-- begin --

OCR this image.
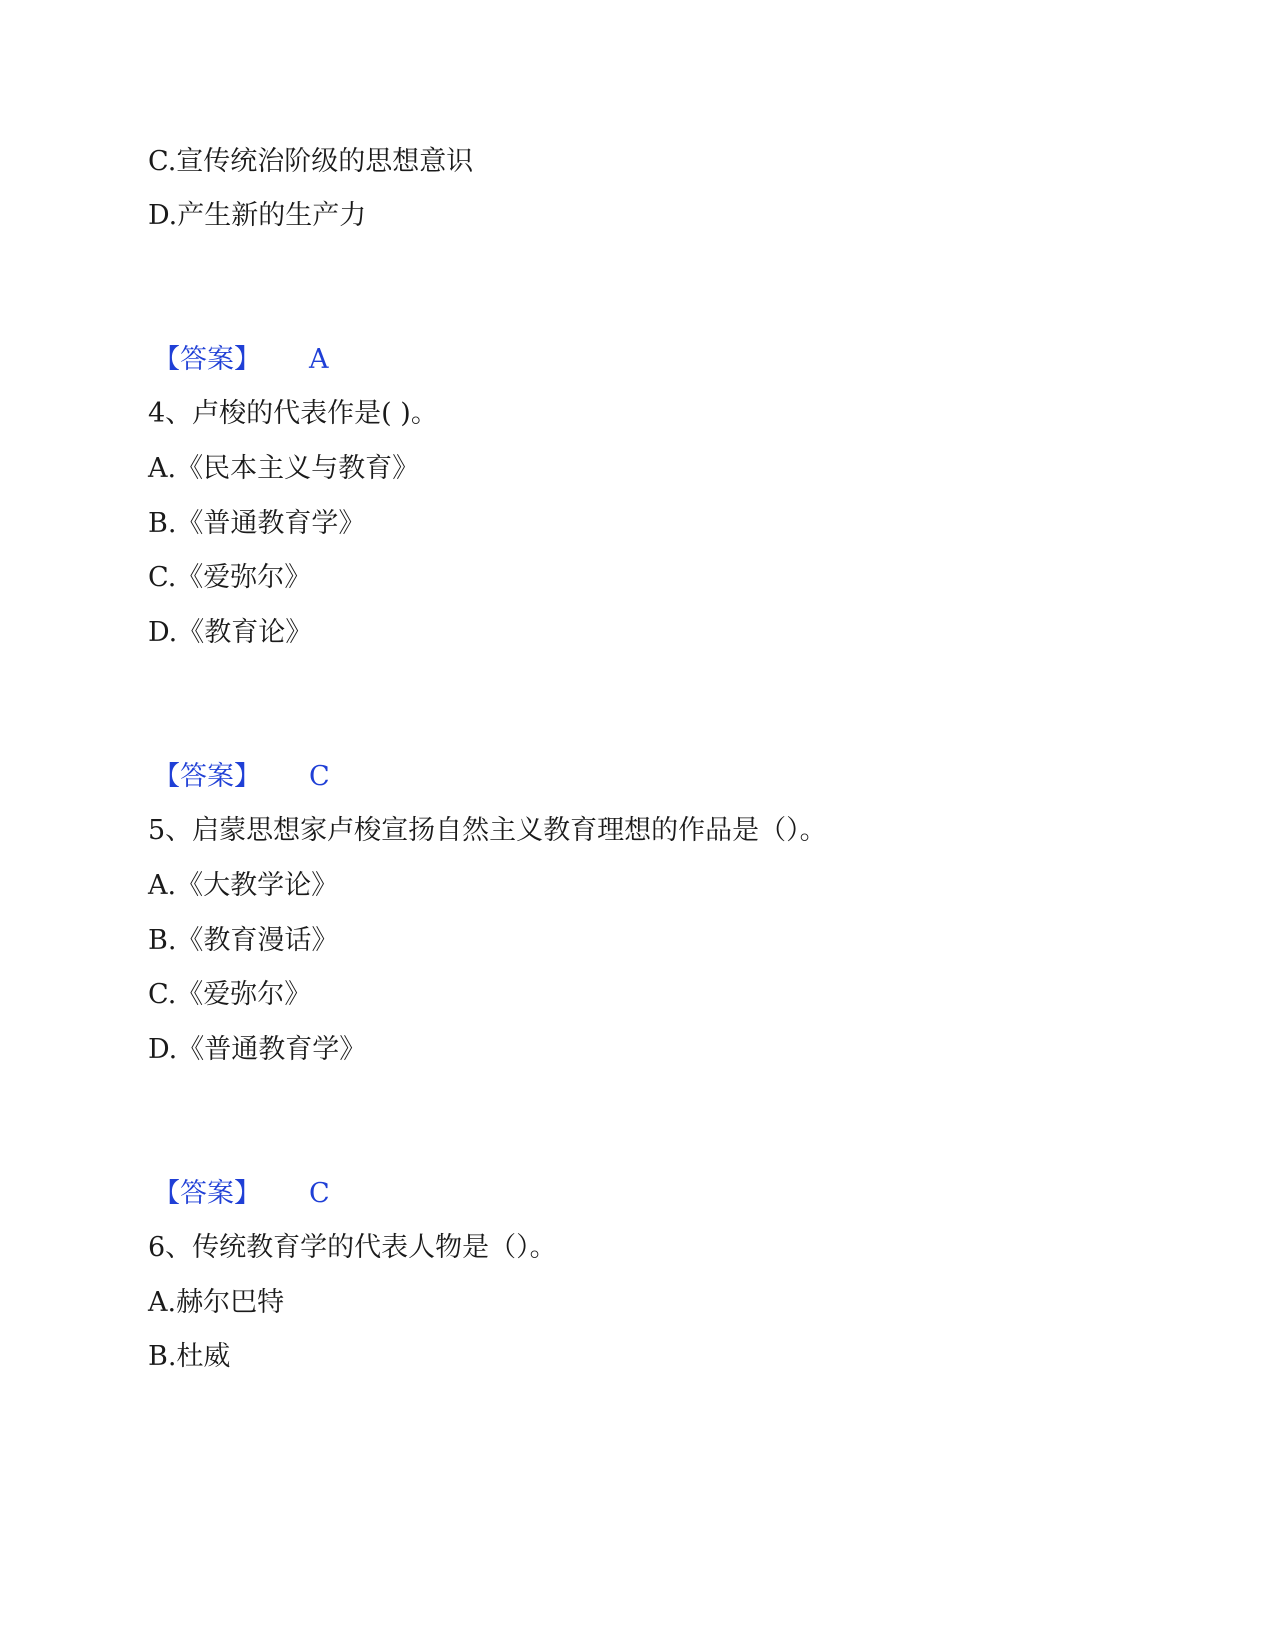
C.宣传统治阶级的思想意识
D.产生新的生产力
【答案】 A
4、卢梭的代表作是( )。
A.《民本主义与教育》
B.《普通教育学》
C.《爱弥尔》
D.《教育论》
【答案】 C
5、启蒙思想家卢梭宣扬自然主义教育理想的作品是（）。
A.《大教学论》
B.《教育漫话》
C.《爱弥尔》
D.《普通教育学》
【答案】 C
6、传统教育学的代表人物是（）。
A.赫尔巴特
B.杜威
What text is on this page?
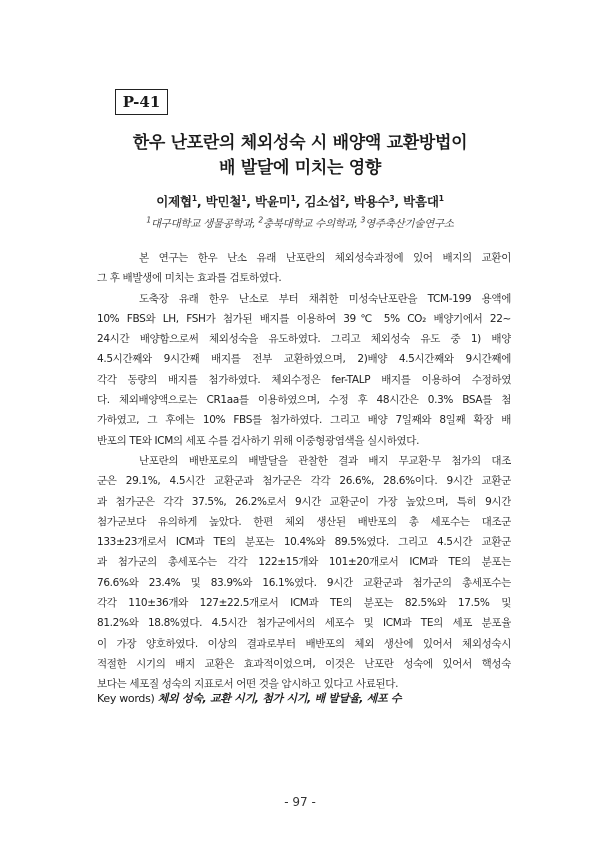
P-41
한우 난포란의 체외성숙 시 배양액 교환방법이
배 발달에 미치는 영향
이제협$^1$, 박민철$^1$, 박윤미$^1$, 김소섭$^2$, 박용수$^3$, 박흠대$^1$
$^1$대구대학교 생물공학과, $^2$충북대학교 수의학과, $^3$영주축산기술연구소
본 연구는 한우 난소 유래 난포란의 체외성숙과정에 있어 배지의 교환이
그 후 배발생에 미치는 효과를 검토하였다.
도축장 유래 한우 난소로 부터 채취한 미성숙난포란을 TCM-199 용액에
10% FBS와 LH, FSH가 첨가된 배지를 이용하여 39℃ 5% CO₂ 배양기에서 22~
24시간 배양함으로써 체외성숙을 유도하였다. 그리고 체외성숙 유도 중 1) 배양
4.5시간째와 9시간째 배지를 전부 교환하였으며, 2)배양 4.5시간째와 9시간째에
각각 동량의 배지를 첨가하였다. 체외수정은 fer-TALP 배지를 이용하여 수정하였
다. 체외배양액으로는 CR1aa를 이용하였으며, 수정 후 48시간은 0.3% BSA를 첨
가하였고, 그 후에는 10% FBS를 첨가하였다. 그리고 배양 7일째와 8일째 확장 배
반포의 TE와 ICM의 세포 수를 검사하기 위해 이중형광염색을 실시하였다.
난포란의 배반포로의 배발달을 관찰한 결과 배지 무교환·무 첨가의 대조
군은 29.1%, 4.5시간 교환군과 첨가군은 각각 26.6%, 28.6%이다. 9시간 교환군
과 첨가군은 각각 37.5%, 26.2%로서 9시간 교환군이 가장 높았으며, 특히 9시간
첨가군보다 유의하게 높았다. 한편 체외 생산된 배반포의 총 세포수는 대조군
133±23개로서 ICM과 TE의 분포는 10.4%와 89.5%였다. 그리고 4.5시간 교환군
과 첨가군의 총세포수는 각각 122±15개와 101±20개로서 ICM과 TE의 분포는
76.6%와 23.4% 및 83.9%와 16.1%였다. 9시간 교환군과 첨가군의 총세포수는
각각 110±36개와 127±22.5개로서 ICM과 TE의 분포는 82.5%와 17.5% 및
81.2%와 18.8%였다. 4.5시간 첨가군에서의 세포수 및 ICM과 TE의 세포 분포율
이 가장 양호하였다. 이상의 결과로부터 배반포의 체외 생산에 있어서 체외성숙시
적절한 시기의 배지 교환은 효과적이었으며, 이것은 난포란 성숙에 있어서 핵성숙
보다는 세포질 성숙의 지표로서 어떤 것을 암시하고 있다고 사료된다.
Key words) 체외 성숙, 교환 시기, 첨가 시기, 배 발달율, 세포 수
- 97 -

-- end --

- Objective -
Reproduce each record above by retyping it exactly; omit all images.

- Complete response -
OCR this image.
C.宣传统治阶级的思想意识
D.产生新的生产力
【答案】 A
4、卢梭的代表作是( )。
A.《民本主义与教育》
B.《普通教育学》
C.《爱弥尔》
D.《教育论》
【答案】 C
5、启蒙思想家卢梭宣扬自然主义教育理想的作品是（）。
A.《大教学论》
B.《教育漫话》
C.《爱弥尔》
D.《普通教育学》
【答案】 C
6、传统教育学的代表人物是（）。
A.赫尔巴特
B.杜威
What text is on this page?
P-41
한우 난포란의 체외성숙 시 배양액 교환방법이
배 발달에 미치는 영향
이제협$^1$, 박민철$^1$, 박윤미$^1$, 김소섭$^2$, 박용수$^3$, 박흠대$^1$
$^1$대구대학교 생물공학과, $^2$충북대학교 수의학과, $^3$영주축산기술연구소
본 연구는 한우 난소 유래 난포란의 체외성숙과정에 있어 배지의 교환이
그 후 배발생에 미치는 효과를 검토하였다.
도축장 유래 한우 난소로 부터 채취한 미성숙난포란을 TCM-199 용액에
10% FBS와 LH, FSH가 첨가된 배지를 이용하여 39℃ 5% CO₂ 배양기에서 22~
24시간 배양함으로써 체외성숙을 유도하였다. 그리고 체외성숙 유도 중 1) 배양
4.5시간째와 9시간째 배지를 전부 교환하였으며, 2)배양 4.5시간째와 9시간째에
각각 동량의 배지를 첨가하였다. 체외수정은 fer-TALP 배지를 이용하여 수정하였
다. 체외배양액으로는 CR1aa를 이용하였으며, 수정 후 48시간은 0.3% BSA를 첨
가하였고, 그 후에는 10% FBS를 첨가하였다. 그리고 배양 7일째와 8일째 확장 배
반포의 TE와 ICM의 세포 수를 검사하기 위해 이중형광염색을 실시하였다.
난포란의 배반포로의 배발달을 관찰한 결과 배지 무교환·무 첨가의 대조
군은 29.1%, 4.5시간 교환군과 첨가군은 각각 26.6%, 28.6%이다. 9시간 교환군
과 첨가군은 각각 37.5%, 26.2%로서 9시간 교환군이 가장 높았으며, 특히 9시간
첨가군보다 유의하게 높았다. 한편 체외 생산된 배반포의 총 세포수는 대조군
133±23개로서 ICM과 TE의 분포는 10.4%와 89.5%였다. 그리고 4.5시간 교환군
과 첨가군의 총세포수는 각각 122±15개와 101±20개로서 ICM과 TE의 분포는
76.6%와 23.4% 및 83.9%와 16.1%였다. 9시간 교환군과 첨가군의 총세포수는
각각 110±36개와 127±22.5개로서 ICM과 TE의 분포는 82.5%와 17.5% 및
81.2%와 18.8%였다. 4.5시간 첨가군에서의 세포수 및 ICM과 TE의 세포 분포율
이 가장 양호하였다. 이상의 결과로부터 배반포의 체외 생산에 있어서 체외성숙시
적절한 시기의 배지 교환은 효과적이었으며, 이것은 난포란 성숙에 있어서 핵성숙
보다는 세포질 성숙의 지표로서 어떤 것을 암시하고 있다고 사료된다.
Key words) 체외 성숙, 교환 시기, 첨가 시기, 배 발달율, 세포 수
- 97 -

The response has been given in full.